THE PROBLEM — Restate exactly, and only, the lines from the one with "Convert this chart to structured JSON data." through the end of the data, with both of those end lines kept. Drop any pictures.

MATERIAL PROVIDED —
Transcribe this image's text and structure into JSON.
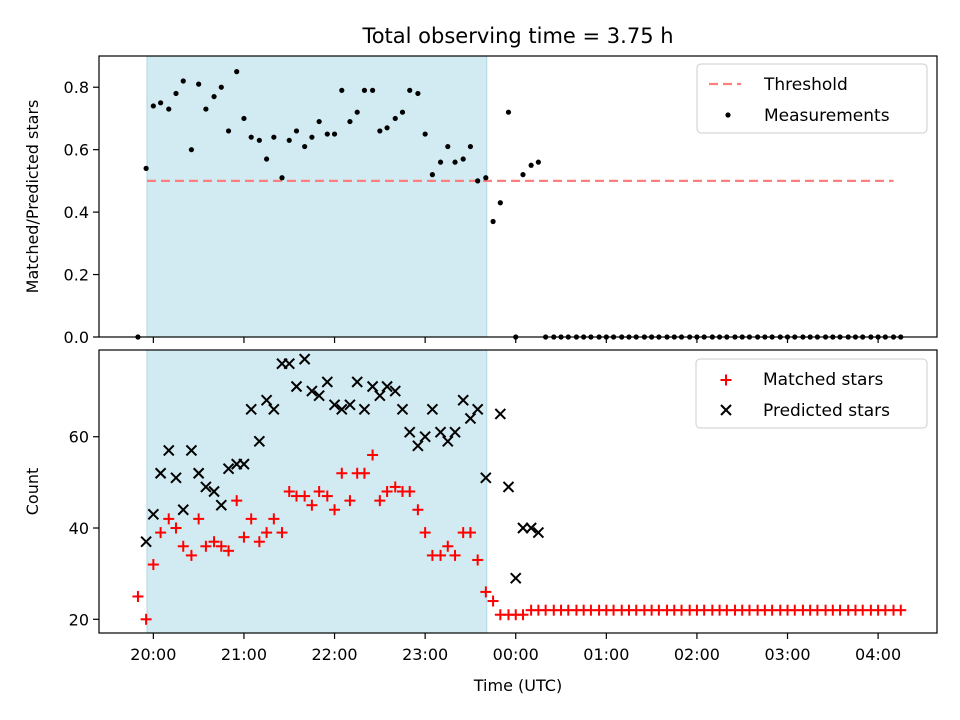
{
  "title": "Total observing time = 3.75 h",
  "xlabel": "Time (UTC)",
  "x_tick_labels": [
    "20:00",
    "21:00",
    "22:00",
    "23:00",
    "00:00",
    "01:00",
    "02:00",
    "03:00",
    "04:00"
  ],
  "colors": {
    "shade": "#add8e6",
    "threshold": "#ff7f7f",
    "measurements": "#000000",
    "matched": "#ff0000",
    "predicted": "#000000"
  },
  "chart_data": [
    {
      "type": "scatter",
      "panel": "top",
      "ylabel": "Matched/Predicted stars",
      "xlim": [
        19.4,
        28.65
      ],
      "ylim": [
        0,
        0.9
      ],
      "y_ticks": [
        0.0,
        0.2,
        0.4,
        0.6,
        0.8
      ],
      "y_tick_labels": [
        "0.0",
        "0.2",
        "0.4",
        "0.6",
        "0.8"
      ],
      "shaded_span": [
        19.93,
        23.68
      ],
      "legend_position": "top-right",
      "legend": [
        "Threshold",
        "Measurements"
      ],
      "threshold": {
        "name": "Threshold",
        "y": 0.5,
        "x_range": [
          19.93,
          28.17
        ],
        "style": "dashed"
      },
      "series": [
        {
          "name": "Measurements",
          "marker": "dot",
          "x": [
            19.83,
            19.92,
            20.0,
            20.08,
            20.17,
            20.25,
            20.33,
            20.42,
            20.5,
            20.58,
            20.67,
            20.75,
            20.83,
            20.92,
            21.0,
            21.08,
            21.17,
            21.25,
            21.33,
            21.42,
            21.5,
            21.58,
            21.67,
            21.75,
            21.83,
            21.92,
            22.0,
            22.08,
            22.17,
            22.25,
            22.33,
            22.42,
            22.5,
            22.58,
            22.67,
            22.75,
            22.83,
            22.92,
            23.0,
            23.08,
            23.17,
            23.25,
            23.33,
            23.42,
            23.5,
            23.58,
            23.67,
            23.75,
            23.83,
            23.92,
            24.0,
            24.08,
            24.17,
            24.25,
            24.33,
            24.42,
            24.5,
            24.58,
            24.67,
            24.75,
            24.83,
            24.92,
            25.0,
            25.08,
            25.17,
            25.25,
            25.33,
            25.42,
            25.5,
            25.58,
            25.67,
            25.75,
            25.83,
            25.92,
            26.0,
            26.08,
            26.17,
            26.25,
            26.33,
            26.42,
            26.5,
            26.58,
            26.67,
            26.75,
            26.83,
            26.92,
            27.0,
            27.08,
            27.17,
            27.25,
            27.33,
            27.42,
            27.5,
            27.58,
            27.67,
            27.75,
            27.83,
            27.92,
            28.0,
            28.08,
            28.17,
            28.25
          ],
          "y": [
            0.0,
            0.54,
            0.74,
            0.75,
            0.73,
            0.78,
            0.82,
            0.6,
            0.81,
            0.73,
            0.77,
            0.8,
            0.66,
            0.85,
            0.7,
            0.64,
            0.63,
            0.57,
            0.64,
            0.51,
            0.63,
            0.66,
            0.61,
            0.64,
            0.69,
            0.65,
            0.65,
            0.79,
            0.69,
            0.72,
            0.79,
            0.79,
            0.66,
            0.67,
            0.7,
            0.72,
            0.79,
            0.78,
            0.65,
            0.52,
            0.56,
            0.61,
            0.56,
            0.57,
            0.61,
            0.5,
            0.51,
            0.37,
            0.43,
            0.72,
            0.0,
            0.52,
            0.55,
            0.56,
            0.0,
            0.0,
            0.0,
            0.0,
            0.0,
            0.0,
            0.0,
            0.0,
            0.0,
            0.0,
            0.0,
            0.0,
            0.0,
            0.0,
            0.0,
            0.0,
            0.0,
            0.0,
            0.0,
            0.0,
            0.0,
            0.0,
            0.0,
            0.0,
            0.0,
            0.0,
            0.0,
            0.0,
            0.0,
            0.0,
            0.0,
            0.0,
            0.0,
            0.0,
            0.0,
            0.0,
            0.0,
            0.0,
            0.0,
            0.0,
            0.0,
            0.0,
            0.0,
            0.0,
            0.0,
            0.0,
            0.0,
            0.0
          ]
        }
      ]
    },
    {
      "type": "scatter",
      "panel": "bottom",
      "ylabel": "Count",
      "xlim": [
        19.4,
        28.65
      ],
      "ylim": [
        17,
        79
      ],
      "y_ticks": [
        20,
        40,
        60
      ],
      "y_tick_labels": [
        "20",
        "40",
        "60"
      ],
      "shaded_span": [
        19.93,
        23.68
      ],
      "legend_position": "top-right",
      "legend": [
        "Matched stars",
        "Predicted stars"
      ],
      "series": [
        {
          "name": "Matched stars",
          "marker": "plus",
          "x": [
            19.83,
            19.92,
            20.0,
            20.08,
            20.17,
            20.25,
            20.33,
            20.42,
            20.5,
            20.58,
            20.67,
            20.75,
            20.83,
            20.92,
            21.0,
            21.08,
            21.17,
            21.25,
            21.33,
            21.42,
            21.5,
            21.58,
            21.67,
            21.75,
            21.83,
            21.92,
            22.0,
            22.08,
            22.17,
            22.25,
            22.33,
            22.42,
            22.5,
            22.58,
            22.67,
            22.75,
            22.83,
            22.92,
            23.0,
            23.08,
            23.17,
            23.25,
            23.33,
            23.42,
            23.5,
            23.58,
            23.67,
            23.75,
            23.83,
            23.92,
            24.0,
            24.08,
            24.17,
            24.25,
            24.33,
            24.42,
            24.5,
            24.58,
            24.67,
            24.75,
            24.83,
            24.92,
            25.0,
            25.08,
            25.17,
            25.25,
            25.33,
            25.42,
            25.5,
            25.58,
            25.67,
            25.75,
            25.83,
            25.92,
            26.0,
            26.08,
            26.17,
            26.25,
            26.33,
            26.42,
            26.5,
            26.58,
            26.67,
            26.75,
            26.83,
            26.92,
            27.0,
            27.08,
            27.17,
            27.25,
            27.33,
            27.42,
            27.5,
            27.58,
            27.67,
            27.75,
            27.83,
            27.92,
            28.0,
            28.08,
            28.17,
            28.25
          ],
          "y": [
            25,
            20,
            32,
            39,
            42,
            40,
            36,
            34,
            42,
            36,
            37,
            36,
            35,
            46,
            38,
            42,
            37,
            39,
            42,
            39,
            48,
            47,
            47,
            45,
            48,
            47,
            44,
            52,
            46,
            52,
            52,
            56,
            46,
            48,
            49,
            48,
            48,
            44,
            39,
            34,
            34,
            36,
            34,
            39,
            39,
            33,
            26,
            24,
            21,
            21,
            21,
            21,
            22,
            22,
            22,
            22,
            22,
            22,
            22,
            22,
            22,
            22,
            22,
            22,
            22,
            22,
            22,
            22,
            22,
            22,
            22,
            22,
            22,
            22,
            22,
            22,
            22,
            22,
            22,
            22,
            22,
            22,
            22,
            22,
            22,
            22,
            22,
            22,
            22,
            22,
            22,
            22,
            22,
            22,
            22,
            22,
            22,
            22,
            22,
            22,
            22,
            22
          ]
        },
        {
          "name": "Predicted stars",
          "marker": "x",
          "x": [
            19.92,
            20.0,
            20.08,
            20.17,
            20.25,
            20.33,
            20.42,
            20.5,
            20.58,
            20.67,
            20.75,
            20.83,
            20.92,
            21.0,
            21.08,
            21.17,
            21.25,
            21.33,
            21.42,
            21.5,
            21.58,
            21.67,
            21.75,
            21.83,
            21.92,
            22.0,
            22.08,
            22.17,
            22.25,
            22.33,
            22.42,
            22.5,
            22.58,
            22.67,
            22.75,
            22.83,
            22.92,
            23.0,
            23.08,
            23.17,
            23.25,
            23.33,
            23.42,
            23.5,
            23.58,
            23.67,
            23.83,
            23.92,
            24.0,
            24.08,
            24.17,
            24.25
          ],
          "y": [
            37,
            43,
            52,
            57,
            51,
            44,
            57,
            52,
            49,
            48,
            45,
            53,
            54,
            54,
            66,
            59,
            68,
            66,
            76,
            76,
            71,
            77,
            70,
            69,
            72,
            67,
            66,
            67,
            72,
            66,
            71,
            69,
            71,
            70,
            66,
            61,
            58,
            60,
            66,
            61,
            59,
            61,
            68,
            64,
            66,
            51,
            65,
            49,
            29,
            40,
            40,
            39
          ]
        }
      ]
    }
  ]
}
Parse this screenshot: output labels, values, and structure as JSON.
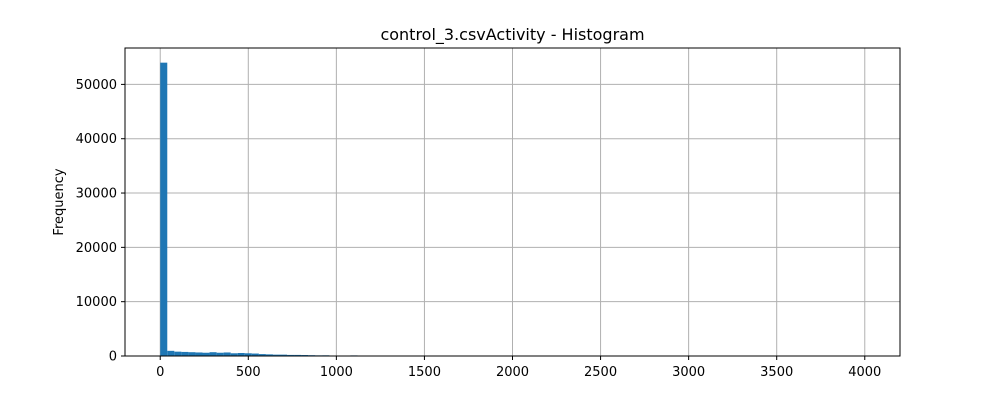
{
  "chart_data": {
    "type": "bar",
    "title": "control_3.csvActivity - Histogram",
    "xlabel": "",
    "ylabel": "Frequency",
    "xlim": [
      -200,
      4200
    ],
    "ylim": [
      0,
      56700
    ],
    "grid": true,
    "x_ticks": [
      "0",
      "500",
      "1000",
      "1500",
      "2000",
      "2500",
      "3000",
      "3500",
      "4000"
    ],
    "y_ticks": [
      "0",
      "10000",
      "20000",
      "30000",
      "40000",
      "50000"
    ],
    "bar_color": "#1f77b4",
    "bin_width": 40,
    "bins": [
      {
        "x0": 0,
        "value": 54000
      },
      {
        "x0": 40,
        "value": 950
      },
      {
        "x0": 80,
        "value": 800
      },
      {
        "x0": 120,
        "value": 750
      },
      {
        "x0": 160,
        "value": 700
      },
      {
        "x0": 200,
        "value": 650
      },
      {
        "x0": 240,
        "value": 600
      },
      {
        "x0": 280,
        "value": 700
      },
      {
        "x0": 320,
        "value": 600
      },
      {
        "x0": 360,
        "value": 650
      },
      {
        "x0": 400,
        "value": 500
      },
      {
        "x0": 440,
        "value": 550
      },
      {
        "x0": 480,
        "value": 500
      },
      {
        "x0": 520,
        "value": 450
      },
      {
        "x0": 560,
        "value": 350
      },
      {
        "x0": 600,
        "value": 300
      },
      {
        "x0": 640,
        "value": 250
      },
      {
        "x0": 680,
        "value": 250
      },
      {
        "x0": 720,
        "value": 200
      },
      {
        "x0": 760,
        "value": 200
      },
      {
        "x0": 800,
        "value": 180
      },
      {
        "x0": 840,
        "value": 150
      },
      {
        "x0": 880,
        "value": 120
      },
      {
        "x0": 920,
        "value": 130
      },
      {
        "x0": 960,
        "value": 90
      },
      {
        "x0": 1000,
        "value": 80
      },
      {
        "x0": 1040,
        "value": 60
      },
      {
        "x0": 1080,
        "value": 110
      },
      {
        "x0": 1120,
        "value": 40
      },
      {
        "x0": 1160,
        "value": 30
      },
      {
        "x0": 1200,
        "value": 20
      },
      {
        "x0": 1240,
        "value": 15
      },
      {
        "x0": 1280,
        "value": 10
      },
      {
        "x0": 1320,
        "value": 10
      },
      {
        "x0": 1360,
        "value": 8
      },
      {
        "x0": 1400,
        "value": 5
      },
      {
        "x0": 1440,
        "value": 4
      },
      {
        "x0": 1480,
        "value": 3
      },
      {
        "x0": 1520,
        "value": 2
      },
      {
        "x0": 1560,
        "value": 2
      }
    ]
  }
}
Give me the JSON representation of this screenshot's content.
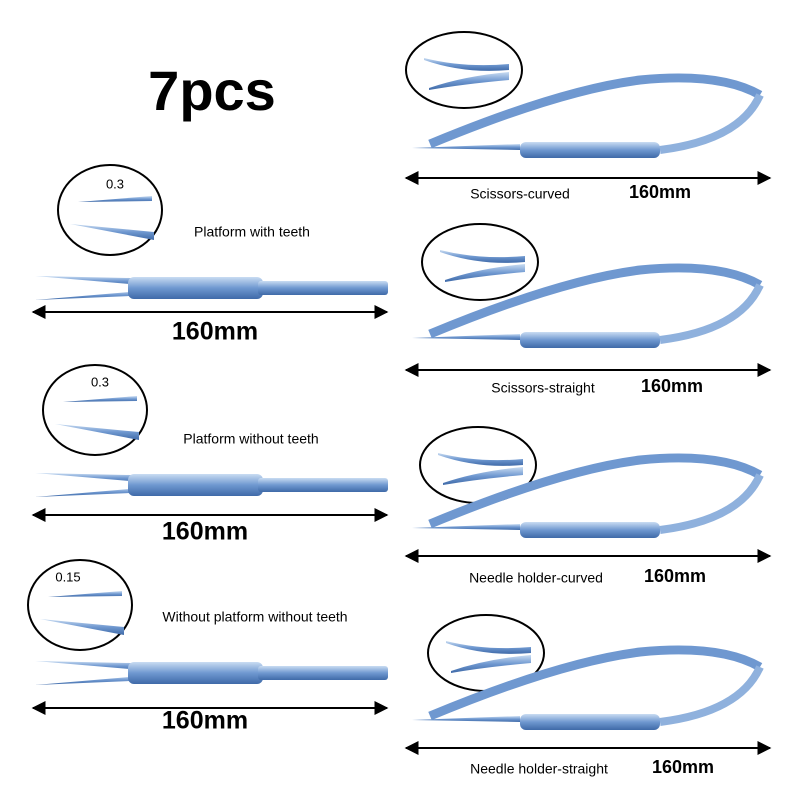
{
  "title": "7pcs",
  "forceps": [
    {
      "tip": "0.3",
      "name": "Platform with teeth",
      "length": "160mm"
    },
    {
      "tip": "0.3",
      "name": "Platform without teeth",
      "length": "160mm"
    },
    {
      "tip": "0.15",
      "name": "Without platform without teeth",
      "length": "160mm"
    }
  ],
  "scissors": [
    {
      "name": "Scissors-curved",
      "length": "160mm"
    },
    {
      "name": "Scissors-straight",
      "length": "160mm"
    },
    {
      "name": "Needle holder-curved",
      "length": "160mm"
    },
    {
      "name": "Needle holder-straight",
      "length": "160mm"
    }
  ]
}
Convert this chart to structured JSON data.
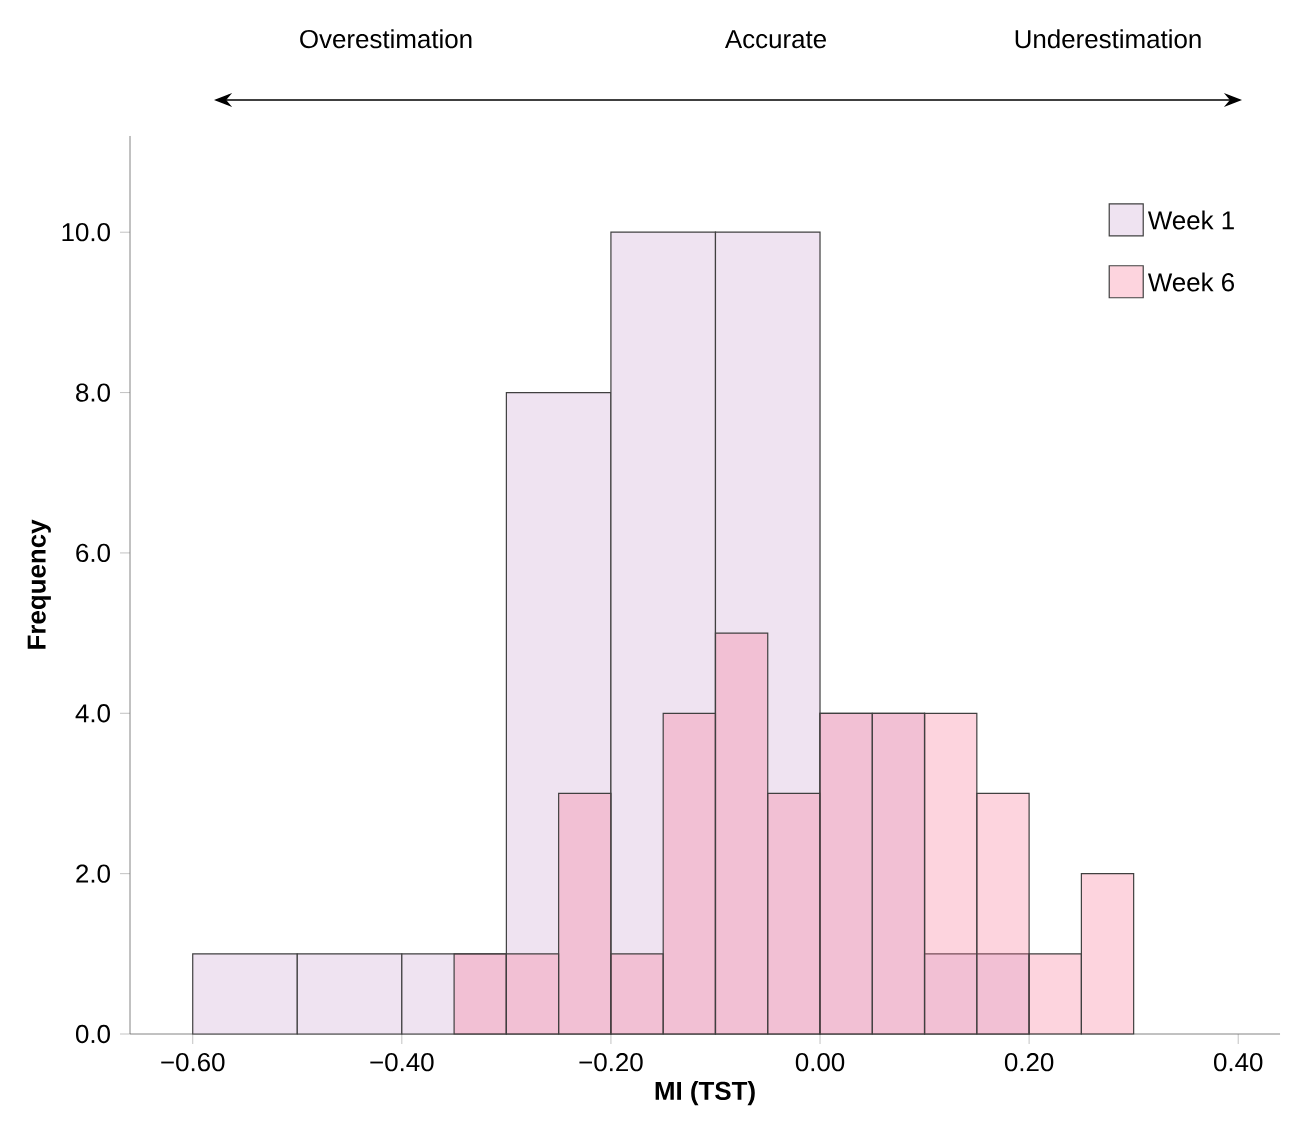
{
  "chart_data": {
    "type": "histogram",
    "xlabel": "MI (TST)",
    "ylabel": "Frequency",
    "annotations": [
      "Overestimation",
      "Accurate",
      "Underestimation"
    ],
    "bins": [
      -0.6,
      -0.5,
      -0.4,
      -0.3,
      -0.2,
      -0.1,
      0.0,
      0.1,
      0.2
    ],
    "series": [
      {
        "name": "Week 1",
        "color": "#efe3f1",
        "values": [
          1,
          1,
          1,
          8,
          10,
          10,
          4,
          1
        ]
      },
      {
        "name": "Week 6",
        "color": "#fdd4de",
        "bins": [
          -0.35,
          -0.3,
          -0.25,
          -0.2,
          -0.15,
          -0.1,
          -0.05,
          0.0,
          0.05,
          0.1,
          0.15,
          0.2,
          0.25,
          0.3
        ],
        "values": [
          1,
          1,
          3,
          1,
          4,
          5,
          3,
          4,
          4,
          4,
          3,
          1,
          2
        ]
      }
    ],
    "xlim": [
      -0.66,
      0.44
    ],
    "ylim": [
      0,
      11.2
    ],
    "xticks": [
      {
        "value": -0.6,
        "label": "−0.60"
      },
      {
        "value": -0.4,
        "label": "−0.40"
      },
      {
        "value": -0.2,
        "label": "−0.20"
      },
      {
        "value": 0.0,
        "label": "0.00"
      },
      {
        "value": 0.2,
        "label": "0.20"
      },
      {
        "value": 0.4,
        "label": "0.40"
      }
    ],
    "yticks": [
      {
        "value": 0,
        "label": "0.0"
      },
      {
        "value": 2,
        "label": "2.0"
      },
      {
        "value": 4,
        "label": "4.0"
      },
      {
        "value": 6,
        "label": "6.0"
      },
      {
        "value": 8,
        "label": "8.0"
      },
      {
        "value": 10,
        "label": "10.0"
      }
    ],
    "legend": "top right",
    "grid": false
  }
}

WRITTEN ANSWER —
Convert this chart to structured JSON data.
{
  "chart_data": {
    "type": "histogram",
    "xlabel": "MI (TST)",
    "ylabel": "Frequency",
    "annotations": [
      "Overestimation",
      "Accurate",
      "Underestimation"
    ],
    "bins": [
      -0.6,
      -0.5,
      -0.4,
      -0.3,
      -0.2,
      -0.1,
      0.0,
      0.1,
      0.2
    ],
    "series": [
      {
        "name": "Week 1",
        "color": "#efe3f1",
        "values": [
          1,
          1,
          1,
          8,
          10,
          10,
          4,
          1
        ]
      },
      {
        "name": "Week 6",
        "color": "#fdd4de",
        "bins": [
          -0.35,
          -0.3,
          -0.25,
          -0.2,
          -0.15,
          -0.1,
          -0.05,
          0.0,
          0.05,
          0.1,
          0.15,
          0.2,
          0.25,
          0.3
        ],
        "values": [
          1,
          1,
          3,
          1,
          4,
          5,
          3,
          4,
          4,
          4,
          3,
          1,
          2
        ]
      }
    ],
    "xlim": [
      -0.66,
      0.44
    ],
    "ylim": [
      0,
      11.2
    ],
    "xticks": [
      {
        "value": -0.6,
        "label": "−0.60"
      },
      {
        "value": -0.4,
        "label": "−0.40"
      },
      {
        "value": -0.2,
        "label": "−0.20"
      },
      {
        "value": 0.0,
        "label": "0.00"
      },
      {
        "value": 0.2,
        "label": "0.20"
      },
      {
        "value": 0.4,
        "label": "0.40"
      }
    ],
    "yticks": [
      {
        "value": 0,
        "label": "0.0"
      },
      {
        "value": 2,
        "label": "2.0"
      },
      {
        "value": 4,
        "label": "4.0"
      },
      {
        "value": 6,
        "label": "6.0"
      },
      {
        "value": 8,
        "label": "8.0"
      },
      {
        "value": 10,
        "label": "10.0"
      }
    ],
    "legend": "top right",
    "grid": false
  }
}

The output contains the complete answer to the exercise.